■ **What you need to do**
Once you have read the data below, print all of it exactly.

■ **Provided data**
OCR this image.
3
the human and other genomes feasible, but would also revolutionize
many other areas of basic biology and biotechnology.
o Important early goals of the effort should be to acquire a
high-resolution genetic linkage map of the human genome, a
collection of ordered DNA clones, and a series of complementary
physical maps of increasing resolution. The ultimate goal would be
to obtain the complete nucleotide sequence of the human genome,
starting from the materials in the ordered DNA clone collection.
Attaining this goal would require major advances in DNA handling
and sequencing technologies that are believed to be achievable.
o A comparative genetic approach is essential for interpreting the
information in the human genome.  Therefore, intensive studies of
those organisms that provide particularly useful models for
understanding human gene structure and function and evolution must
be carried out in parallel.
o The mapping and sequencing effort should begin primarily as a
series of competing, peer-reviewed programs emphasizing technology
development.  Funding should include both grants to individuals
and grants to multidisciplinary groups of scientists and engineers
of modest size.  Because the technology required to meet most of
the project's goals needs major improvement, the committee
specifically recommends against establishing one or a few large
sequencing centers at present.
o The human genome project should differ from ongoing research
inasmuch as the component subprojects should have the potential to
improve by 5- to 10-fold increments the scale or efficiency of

■ **Result of the exercise**
OCR this image.
3
the human and other genomes feasible, but would also revolutionize
many other areas of basic biology and biotechnology.
o Important early goals of the effort should be to acquire a
high-resolution genetic linkage map of the human genome, a
collection of ordered DNA clones, and a series of complementary
physical maps of increasing resolution. The ultimate goal would be
to obtain the complete nucleotide sequence of the human genome,
starting from the materials in the ordered DNA clone collection.
Attaining this goal would require major advances in DNA handling
and sequencing technologies that are believed to be achievable.
o A comparative genetic approach is essential for interpreting the
information in the human genome.  Therefore, intensive studies of
those organisms that provide particularly useful models for
understanding human gene structure and function and evolution must
be carried out in parallel.
o The mapping and sequencing effort should begin primarily as a
series of competing, peer-reviewed programs emphasizing technology
development.  Funding should include both grants to individuals
and grants to multidisciplinary groups of scientists and engineers
of modest size.  Because the technology required to meet most of
the project's goals needs major improvement, the committee
specifically recommends against establishing one or a few large
sequencing centers at present.
o The human genome project should differ from ongoing research
inasmuch as the component subprojects should have the potential to
improve by 5- to 10-fold increments the scale or efficiency of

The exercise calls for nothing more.